Task details: Output the full listing word for word.

Dataset entries

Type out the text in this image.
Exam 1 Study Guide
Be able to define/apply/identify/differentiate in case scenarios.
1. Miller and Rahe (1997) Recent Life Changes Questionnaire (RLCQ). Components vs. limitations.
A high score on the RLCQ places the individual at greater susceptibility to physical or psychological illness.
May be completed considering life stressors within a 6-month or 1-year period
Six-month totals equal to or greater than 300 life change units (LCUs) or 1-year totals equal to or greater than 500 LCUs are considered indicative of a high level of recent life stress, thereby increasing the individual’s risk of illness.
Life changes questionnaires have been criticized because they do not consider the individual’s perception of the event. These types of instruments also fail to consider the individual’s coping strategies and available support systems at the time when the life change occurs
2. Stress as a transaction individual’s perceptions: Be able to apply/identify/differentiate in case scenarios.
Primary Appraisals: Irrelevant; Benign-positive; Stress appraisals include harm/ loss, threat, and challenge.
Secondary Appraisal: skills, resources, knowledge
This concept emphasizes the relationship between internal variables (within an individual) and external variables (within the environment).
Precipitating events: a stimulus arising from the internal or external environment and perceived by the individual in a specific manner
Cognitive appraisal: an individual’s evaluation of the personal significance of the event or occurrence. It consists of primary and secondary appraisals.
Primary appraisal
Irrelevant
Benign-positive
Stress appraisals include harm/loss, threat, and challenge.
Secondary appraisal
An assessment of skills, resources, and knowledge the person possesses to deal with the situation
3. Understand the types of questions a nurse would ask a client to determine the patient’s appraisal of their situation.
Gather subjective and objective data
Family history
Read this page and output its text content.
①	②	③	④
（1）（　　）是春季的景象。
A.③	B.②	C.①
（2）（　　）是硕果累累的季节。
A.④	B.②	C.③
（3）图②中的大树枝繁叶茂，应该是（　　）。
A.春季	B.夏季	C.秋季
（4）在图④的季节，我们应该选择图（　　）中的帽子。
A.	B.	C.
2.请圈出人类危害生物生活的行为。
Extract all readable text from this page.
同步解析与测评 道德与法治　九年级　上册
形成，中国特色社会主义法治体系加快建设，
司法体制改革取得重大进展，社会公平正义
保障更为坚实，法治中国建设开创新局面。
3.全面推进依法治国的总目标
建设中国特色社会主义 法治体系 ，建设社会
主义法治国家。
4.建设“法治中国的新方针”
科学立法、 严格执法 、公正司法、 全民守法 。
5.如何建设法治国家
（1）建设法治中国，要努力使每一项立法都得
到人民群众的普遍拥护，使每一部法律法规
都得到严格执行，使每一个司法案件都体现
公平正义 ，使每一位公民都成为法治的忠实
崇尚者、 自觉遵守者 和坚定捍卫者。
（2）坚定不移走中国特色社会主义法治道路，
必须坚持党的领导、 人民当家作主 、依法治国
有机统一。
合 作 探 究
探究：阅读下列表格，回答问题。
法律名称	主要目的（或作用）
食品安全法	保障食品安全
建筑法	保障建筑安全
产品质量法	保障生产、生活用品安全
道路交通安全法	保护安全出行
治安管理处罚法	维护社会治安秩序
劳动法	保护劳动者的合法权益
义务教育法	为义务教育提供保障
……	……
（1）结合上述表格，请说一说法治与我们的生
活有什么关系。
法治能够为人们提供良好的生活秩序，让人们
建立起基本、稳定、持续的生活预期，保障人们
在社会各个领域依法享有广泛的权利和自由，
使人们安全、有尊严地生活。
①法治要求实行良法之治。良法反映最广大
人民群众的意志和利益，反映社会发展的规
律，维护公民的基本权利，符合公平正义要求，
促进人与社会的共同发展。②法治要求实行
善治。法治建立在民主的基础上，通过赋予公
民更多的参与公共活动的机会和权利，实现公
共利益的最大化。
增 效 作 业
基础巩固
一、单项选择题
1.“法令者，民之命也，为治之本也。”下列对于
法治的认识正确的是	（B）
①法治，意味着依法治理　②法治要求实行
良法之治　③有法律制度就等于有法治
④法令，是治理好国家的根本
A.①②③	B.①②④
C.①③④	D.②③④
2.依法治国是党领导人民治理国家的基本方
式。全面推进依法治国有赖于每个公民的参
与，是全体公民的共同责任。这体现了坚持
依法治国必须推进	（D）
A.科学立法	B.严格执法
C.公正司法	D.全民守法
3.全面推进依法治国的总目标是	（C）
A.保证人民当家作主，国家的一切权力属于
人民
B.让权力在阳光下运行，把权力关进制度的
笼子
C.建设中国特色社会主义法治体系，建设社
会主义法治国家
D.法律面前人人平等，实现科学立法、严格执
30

Written solution:
Type out the text in this image.
Exam 1 Study Guide
Be able to define/apply/identify/differentiate in case scenarios.
1. Miller and Rahe (1997) Recent Life Changes Questionnaire (RLCQ). Components vs. limitations.
A high score on the RLCQ places the individual at greater susceptibility to physical or psychological illness.
May be completed considering life stressors within a 6-month or 1-year period
Six-month totals equal to or greater than 300 life change units (LCUs) or 1-year totals equal to or greater than 500 LCUs are considered indicative of a high level of recent life stress, thereby increasing the individual’s risk of illness.
Life changes questionnaires have been criticized because they do not consider the individual’s perception of the event. These types of instruments also fail to consider the individual’s coping strategies and available support systems at the time when the life change occurs
2. Stress as a transaction individual’s perceptions: Be able to apply/identify/differentiate in case scenarios.
Primary Appraisals: Irrelevant; Benign-positive; Stress appraisals include harm/ loss, threat, and challenge.
Secondary Appraisal: skills, resources, knowledge
This concept emphasizes the relationship between internal variables (within an individual) and external variables (within the environment).
Precipitating events: a stimulus arising from the internal or external environment and perceived by the individual in a specific manner
Cognitive appraisal: an individual’s evaluation of the personal significance of the event or occurrence. It consists of primary and secondary appraisals.
Primary appraisal
Irrelevant
Benign-positive
Stress appraisals include harm/loss, threat, and challenge.
Secondary appraisal
An assessment of skills, resources, and knowledge the person possesses to deal with the situation
3. Understand the types of questions a nurse would ask a client to determine the patient’s appraisal of their situation.
Gather subjective and objective data
Family history
Read this page and output its text content.
①	②	③	④
（1）（　　）是春季的景象。
A.③	B.②	C.①
（2）（　　）是硕果累累的季节。
A.④	B.②	C.③
（3）图②中的大树枝繁叶茂，应该是（　　）。
A.春季	B.夏季	C.秋季
（4）在图④的季节，我们应该选择图（　　）中的帽子。
A.	B.	C.
2.请圈出人类危害生物生活的行为。
Extract all readable text from this page.
同步解析与测评 道德与法治　九年级　上册
形成，中国特色社会主义法治体系加快建设，
司法体制改革取得重大进展，社会公平正义
保障更为坚实，法治中国建设开创新局面。
3.全面推进依法治国的总目标
建设中国特色社会主义 法治体系 ，建设社会
主义法治国家。
4.建设“法治中国的新方针”
科学立法、 严格执法 、公正司法、 全民守法 。
5.如何建设法治国家
（1）建设法治中国，要努力使每一项立法都得
到人民群众的普遍拥护，使每一部法律法规
都得到严格执行，使每一个司法案件都体现
公平正义 ，使每一位公民都成为法治的忠实
崇尚者、 自觉遵守者 和坚定捍卫者。
（2）坚定不移走中国特色社会主义法治道路，
必须坚持党的领导、 人民当家作主 、依法治国
有机统一。
合 作 探 究
探究：阅读下列表格，回答问题。
法律名称	主要目的（或作用）
食品安全法	保障食品安全
建筑法	保障建筑安全
产品质量法	保障生产、生活用品安全
道路交通安全法	保护安全出行
治安管理处罚法	维护社会治安秩序
劳动法	保护劳动者的合法权益
义务教育法	为义务教育提供保障
……	……
（1）结合上述表格，请说一说法治与我们的生
活有什么关系。
法治能够为人们提供良好的生活秩序，让人们
建立起基本、稳定、持续的生活预期，保障人们
在社会各个领域依法享有广泛的权利和自由，
使人们安全、有尊严地生活。
①法治要求实行良法之治。良法反映最广大
人民群众的意志和利益，反映社会发展的规
律，维护公民的基本权利，符合公平正义要求，
促进人与社会的共同发展。②法治要求实行
善治。法治建立在民主的基础上，通过赋予公
民更多的参与公共活动的机会和权利，实现公
共利益的最大化。
增 效 作 业
基础巩固
一、单项选择题
1.“法令者，民之命也，为治之本也。”下列对于
法治的认识正确的是	（B）
①法治，意味着依法治理　②法治要求实行
良法之治　③有法律制度就等于有法治
④法令，是治理好国家的根本
A.①②③	B.①②④
C.①③④	D.②③④
2.依法治国是党领导人民治理国家的基本方
式。全面推进依法治国有赖于每个公民的参
与，是全体公民的共同责任。这体现了坚持
依法治国必须推进	（D）
A.科学立法	B.严格执法
C.公正司法	D.全民守法
3.全面推进依法治国的总目标是	（C）
A.保证人民当家作主，国家的一切权力属于
人民
B.让权力在阳光下运行，把权力关进制度的
笼子
C.建设中国特色社会主义法治体系，建设社
会主义法治国家
D.法律面前人人平等，实现科学立法、严格执
30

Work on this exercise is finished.